[Stored data]
--------

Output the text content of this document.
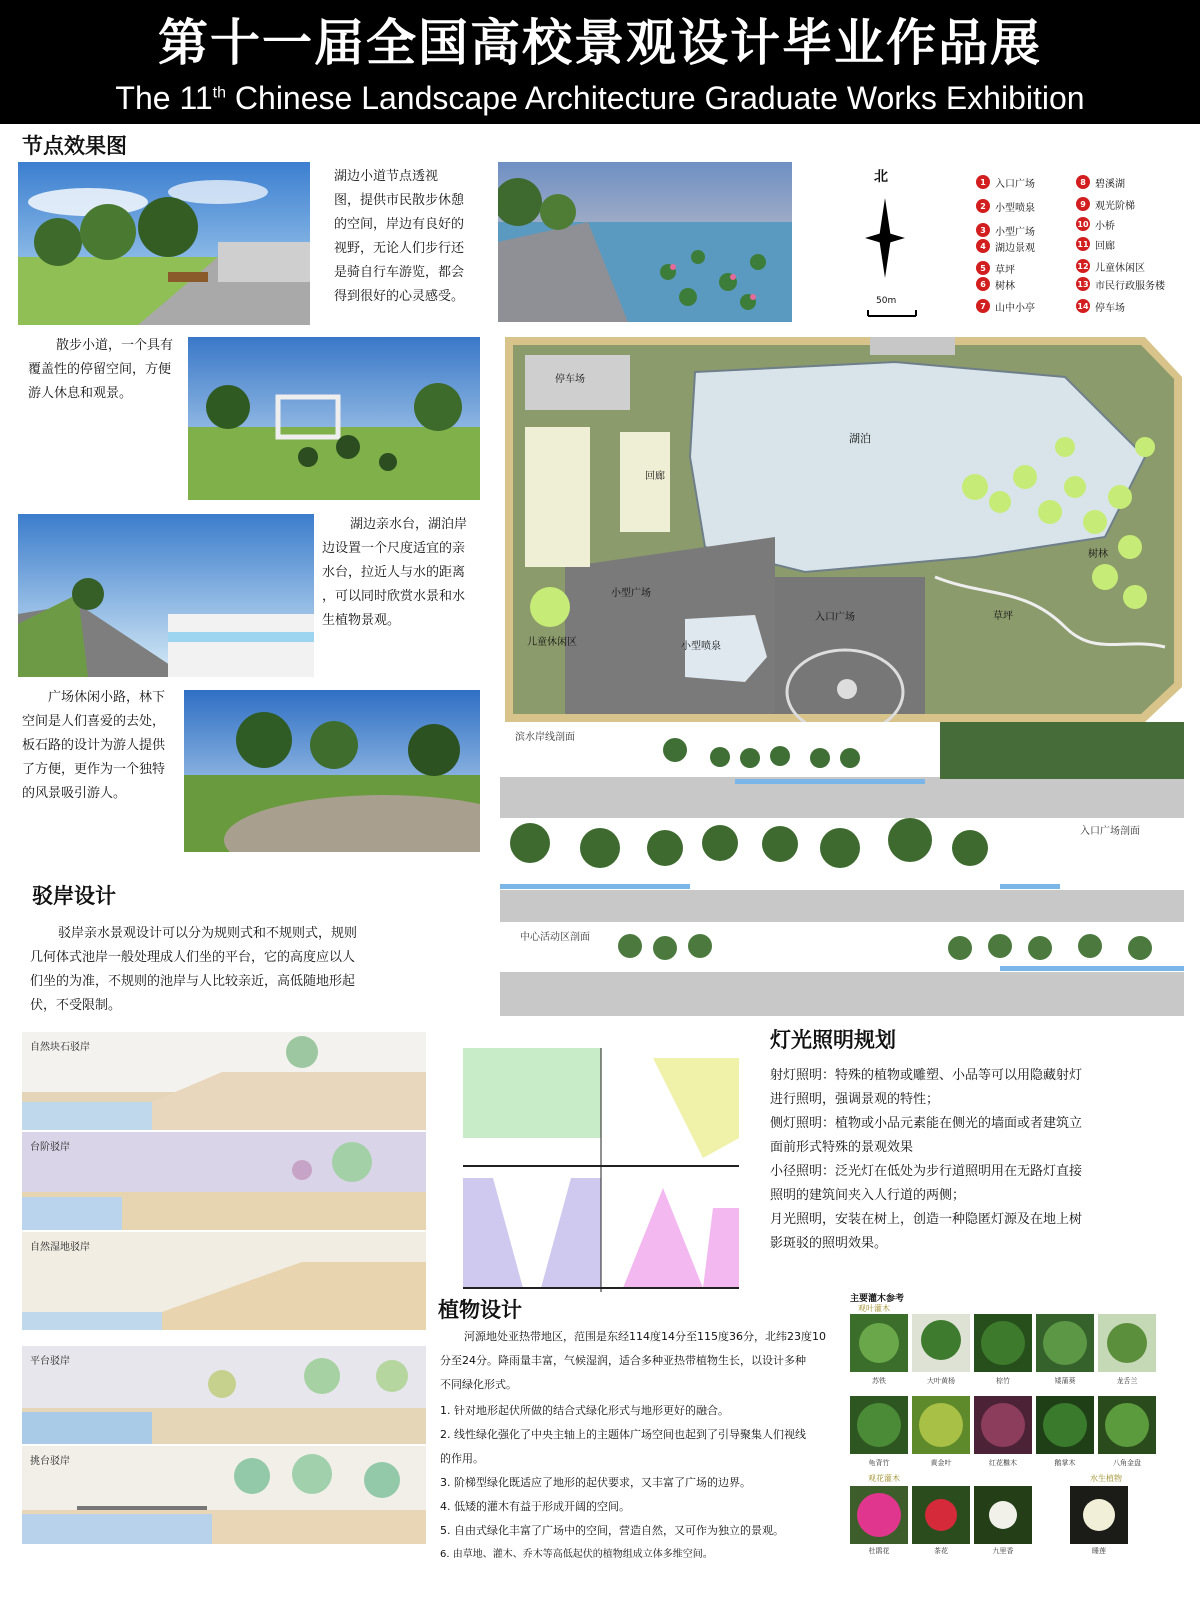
第十一届全国高校景观设计毕业作品展
The 11th Chinese Landscape Architecture Graduate Works Exhibition
节点效果图
湖边小道节点透视
图，提供市民散步休憩
的空间，岸边有良好的
视野，无论人们步行还
是骑自行车游览，都会
得到很好的心灵感受。
北
50m
1 入口广场
2 小型喷泉
3 小型广场
4 湖边景观
5 草坪
6 树林
7 山中小亭
8 碧溪湖
9 观光阶梯
10 小桥
11 回廊
12 儿童休闲区
13 市民行政服务楼
14 停车场
散步小道，一个具有
覆盖性的停留空间，方便
游人休息和观景。
湖边亲水台，湖泊岸
边设置一个尺度适宜的亲
水台，拉近人与水的距离
，可以同时欣赏水景和水
生植物景观。
广场休闲小路，林下
空间是人们喜爱的去处，
板石路的设计为游人提供
了方便，更作为一个独特
的风景吸引游人。
停车场
湖泊
回廊
小型广场
儿童休闲区	小型喷泉
入口广场	草坪
树林
滨水岸线剖面
入口广场剖面
中心活动区剖面
驳岸设计
驳岸亲水景观设计可以分为规则式和不规则式，规则
几何体式池岸一般处理成人们坐的平台，它的高度应以人
们坐的为准，不规则的池岸与人比较亲近，高低随地形起
伏，不受限制。
自然块石驳岸
台阶驳岸
自然湿地驳岸
平台驳岸
挑台驳岸
灯光照明规划
射灯照明：特殊的植物或雕塑、小品等可以用隐藏射灯
进行照明，强调景观的特性；
侧灯照明：植物或小品元素能在侧光的墙面或者建筑立
面前形式特殊的景观效果
小径照明：泛光灯在低处为步行道照明用在无路灯直接
照明的建筑间夹入人行道的两侧；
月光照明，安装在树上，创造一种隐匿灯源及在地上树
影斑驳的照明效果。
植物设计
河源地处亚热带地区，范围是东经114度14分至115度36分，北纬23度10
分至24分。降雨量丰富，气候湿润，适合多种亚热带植物生长，以设计多种
不同绿化形式。
1. 针对地形起伏所做的结合式绿化形式与地形更好的融合。
2. 线性绿化强化了中央主轴上的主题体广场空间也起到了引导聚集人们视线
的作用。
3. 阶梯型绿化既适应了地形的起伏要求，又丰富了广场的边界。
4. 低矮的灌木有益于形成开阔的空间。
5. 自由式绿化丰富了广场中的空间，营造自然，又可作为独立的景观。
6. 由草地、灌木、乔木等高低起伏的植物组成立体多维空间。
主要灌木参考
观叶灌木
苏铁	大叶黄杨	棕竹	矮蒲葵	龙舌兰
龟背竹	黄金叶	红花檵木	鹅掌木	八角金盘
观花灌木	水生植物
杜鹃花	茶花	九里香	睡莲
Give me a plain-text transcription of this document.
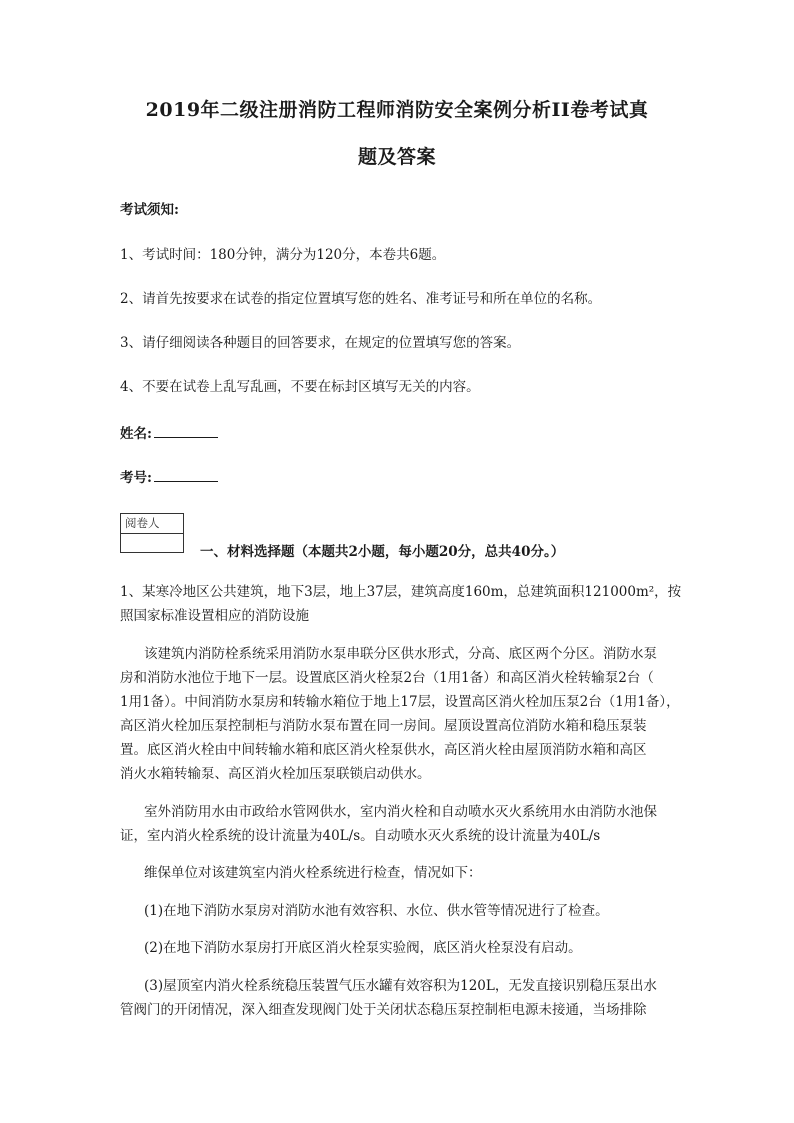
2019年二级注册消防工程师消防安全案例分析II卷考试真
题及答案
考试须知:
1、考试时间：180分钟，满分为120分，本卷共6题。
2、请首先按要求在试卷的指定位置填写您的姓名、准考证号和所在单位的名称。
3、请仔细阅读各种题目的回答要求，在规定的位置填写您的答案。
4、不要在试卷上乱写乱画，不要在标封区填写无关的内容。
姓名:
考号:
阅卷人
一、材料选择题（本题共2小题，每小题20分，总共40分。）
1、某寒冷地区公共建筑，地下3层，地上37层，建筑高度160m，总建筑面积121000m²，按
照国家标准设置相应的消防设施
该建筑内消防栓系统采用消防水泵串联分区供水形式，分高、底区两个分区。消防水泵
房和消防水池位于地下一层。设置底区消火栓泵2台（1用1备）和高区消火栓转输泵2台（
1用1备）。中间消防水泵房和转输水箱位于地上17层，设置高区消火栓加压泵2台（1用1备），
高区消火栓加压泵控制柜与消防水泵布置在同一房间。屋顶设置高位消防水箱和稳压泵装
置。底区消火栓由中间转输水箱和底区消火栓泵供水，高区消火栓由屋顶消防水箱和高区
消火水箱转输泵、高区消火栓加压泵联锁启动供水。
室外消防用水由市政给水管网供水，室内消火栓和自动喷水灭火系统用水由消防水池保
证，室内消火栓系统的设计流量为40L/s。自动喷水灭火系统的设计流量为40L/s
维保单位对该建筑室内消火栓系统进行检查，情况如下：
(1)在地下消防水泵房对消防水池有效容积、水位、供水管等情况进行了检查。
(2)在地下消防水泵房打开底区消火栓泵实验阀，底区消火栓泵没有启动。
(3)屋顶室内消火栓系统稳压装置气压水罐有效容积为120L，无发直接识别稳压泵出水
管阀门的开闭情况，深入细查发现阀门处于关闭状态稳压泵控制柜电源未接通，当场排除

--------

■ **REQUIRED WORK**: Pictures are to be left out; the records above must be repeated word for word.

■ **PROBLEM SOLUTION**:
Output the text content of this document.
第十一届全国高校景观设计毕业作品展
The 11th Chinese Landscape Architecture Graduate Works Exhibition
节点效果图
湖边小道节点透视
图，提供市民散步休憩
的空间，岸边有良好的
视野，无论人们步行还
是骑自行车游览，都会
得到很好的心灵感受。
北
50m
1 入口广场
2 小型喷泉
3 小型广场
4 湖边景观
5 草坪
6 树林
7 山中小亭
8 碧溪湖
9 观光阶梯
10 小桥
11 回廊
12 儿童休闲区
13 市民行政服务楼
14 停车场
散步小道，一个具有
覆盖性的停留空间，方便
游人休息和观景。
湖边亲水台，湖泊岸
边设置一个尺度适宜的亲
水台，拉近人与水的距离
，可以同时欣赏水景和水
生植物景观。
广场休闲小路，林下
空间是人们喜爱的去处，
板石路的设计为游人提供
了方便，更作为一个独特
的风景吸引游人。
停车场
湖泊
回廊
小型广场
儿童休闲区	小型喷泉
入口广场	草坪
树林
滨水岸线剖面
入口广场剖面
中心活动区剖面
驳岸设计
驳岸亲水景观设计可以分为规则式和不规则式，规则
几何体式池岸一般处理成人们坐的平台，它的高度应以人
们坐的为准，不规则的池岸与人比较亲近，高低随地形起
伏，不受限制。
自然块石驳岸
台阶驳岸
自然湿地驳岸
平台驳岸
挑台驳岸
灯光照明规划
射灯照明：特殊的植物或雕塑、小品等可以用隐藏射灯
进行照明，强调景观的特性；
侧灯照明：植物或小品元素能在侧光的墙面或者建筑立
面前形式特殊的景观效果
小径照明：泛光灯在低处为步行道照明用在无路灯直接
照明的建筑间夹入人行道的两侧；
月光照明，安装在树上，创造一种隐匿灯源及在地上树
影斑驳的照明效果。
植物设计
河源地处亚热带地区，范围是东经114度14分至115度36分，北纬23度10
分至24分。降雨量丰富，气候湿润，适合多种亚热带植物生长，以设计多种
不同绿化形式。
1. 针对地形起伏所做的结合式绿化形式与地形更好的融合。
2. 线性绿化强化了中央主轴上的主题体广场空间也起到了引导聚集人们视线
的作用。
3. 阶梯型绿化既适应了地形的起伏要求，又丰富了广场的边界。
4. 低矮的灌木有益于形成开阔的空间。
5. 自由式绿化丰富了广场中的空间，营造自然，又可作为独立的景观。
6. 由草地、灌木、乔木等高低起伏的植物组成立体多维空间。
主要灌木参考
观叶灌木
苏铁	大叶黄杨	棕竹	矮蒲葵	龙舌兰
龟背竹	黄金叶	红花檵木	鹅掌木	八角金盘
观花灌木	水生植物
杜鹃花	茶花	九里香	睡莲
Give me a plain-text transcription of this document.
2019年二级注册消防工程师消防安全案例分析II卷考试真
题及答案
考试须知:
1、考试时间：180分钟，满分为120分，本卷共6题。
2、请首先按要求在试卷的指定位置填写您的姓名、准考证号和所在单位的名称。
3、请仔细阅读各种题目的回答要求，在规定的位置填写您的答案。
4、不要在试卷上乱写乱画，不要在标封区填写无关的内容。
姓名:
考号:
阅卷人
一、材料选择题（本题共2小题，每小题20分，总共40分。）
1、某寒冷地区公共建筑，地下3层，地上37层，建筑高度160m，总建筑面积121000m²，按
照国家标准设置相应的消防设施
该建筑内消防栓系统采用消防水泵串联分区供水形式，分高、底区两个分区。消防水泵
房和消防水池位于地下一层。设置底区消火栓泵2台（1用1备）和高区消火栓转输泵2台（
1用1备）。中间消防水泵房和转输水箱位于地上17层，设置高区消火栓加压泵2台（1用1备），
高区消火栓加压泵控制柜与消防水泵布置在同一房间。屋顶设置高位消防水箱和稳压泵装
置。底区消火栓由中间转输水箱和底区消火栓泵供水，高区消火栓由屋顶消防水箱和高区
消火水箱转输泵、高区消火栓加压泵联锁启动供水。
室外消防用水由市政给水管网供水，室内消火栓和自动喷水灭火系统用水由消防水池保
证，室内消火栓系统的设计流量为40L/s。自动喷水灭火系统的设计流量为40L/s
维保单位对该建筑室内消火栓系统进行检查，情况如下：
(1)在地下消防水泵房对消防水池有效容积、水位、供水管等情况进行了检查。
(2)在地下消防水泵房打开底区消火栓泵实验阀，底区消火栓泵没有启动。
(3)屋顶室内消火栓系统稳压装置气压水罐有效容积为120L，无发直接识别稳压泵出水
管阀门的开闭情况，深入细查发现阀门处于关闭状态稳压泵控制柜电源未接通，当场排除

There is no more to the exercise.